Stated exercise.
Report all lines from the entries below in which "JSON" appears.

◇ ◇ ◇

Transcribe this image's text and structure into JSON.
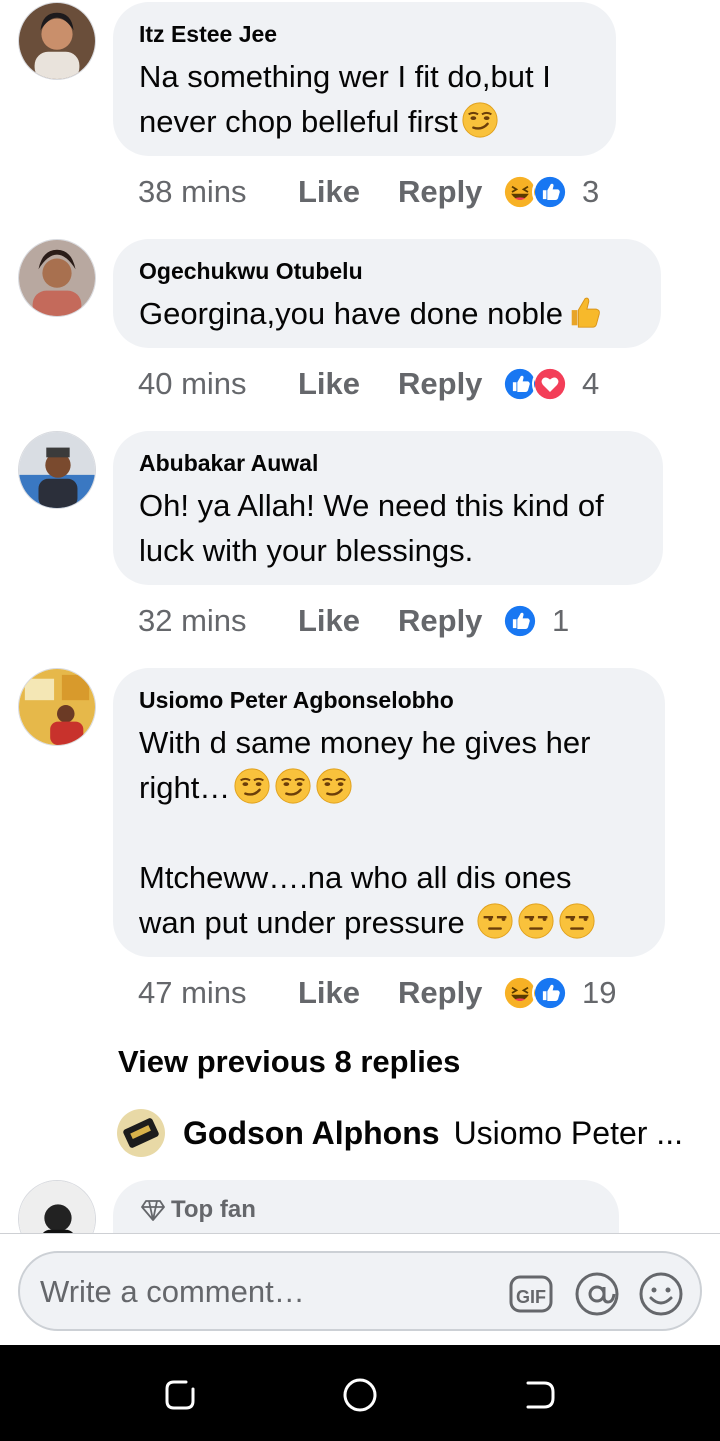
{
  "comments": [
    {
      "author": "Itz Estee Jee",
      "lines": [
        "Na something wer I fit do,but I",
        "never chop belleful first"
      ],
      "time": "38 mins",
      "like_label": "Like",
      "reply_label": "Reply",
      "reactions": [
        "haha-reaction",
        "like-reaction"
      ],
      "reaction_count": "3"
    },
    {
      "author": "Ogechukwu Otubelu",
      "lines": [
        "Georgina,you have done noble"
      ],
      "time": "40 mins",
      "like_label": "Like",
      "reply_label": "Reply",
      "reactions": [
        "like-reaction",
        "love-reaction"
      ],
      "reaction_count": "4"
    },
    {
      "author": "Abubakar Auwal",
      "lines": [
        "Oh! ya Allah! We need this kind of",
        "luck with your blessings."
      ],
      "time": "32 mins",
      "like_label": "Like",
      "reply_label": "Reply",
      "reactions": [
        "like-reaction"
      ],
      "reaction_count": "1"
    },
    {
      "author": "Usiomo Peter Agbonselobho",
      "lines": [
        "With d same money he gives her",
        "right…",
        "",
        "Mtcheww….na who all dis ones",
        "wan put under pressure"
      ],
      "time": "47 mins",
      "like_label": "Like",
      "reply_label": "Reply",
      "reactions": [
        "haha-reaction",
        "like-reaction"
      ],
      "reaction_count": "19"
    }
  ],
  "view_previous": "View previous 8 replies",
  "latest_reply": {
    "author": "Godson Alphons",
    "snippet": "Usiomo Peter ..."
  },
  "next_comment": {
    "badge": "Top fan"
  },
  "composer": {
    "placeholder": "Write a comment…",
    "gif_label": "GIF"
  },
  "colors": {
    "bubble": "#f0f2f5",
    "meta_text": "#65676b",
    "like_blue": "#1877f2",
    "love_red": "#f33e58",
    "haha_yellow": "#f7b125"
  }
}
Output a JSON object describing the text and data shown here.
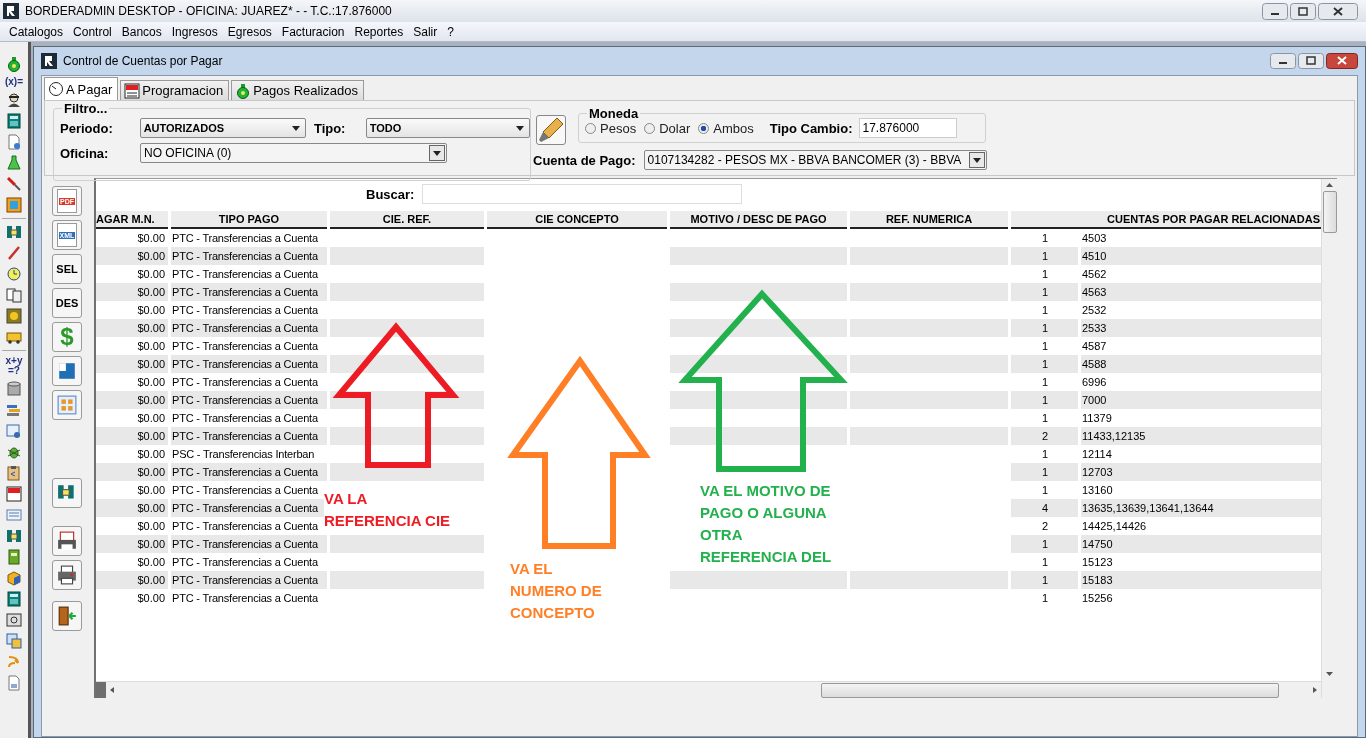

◇ ◇ ◇

Written solution.
Transcribe this image's text and structure into JSON.
Output a JSON object describing the text and data shown here.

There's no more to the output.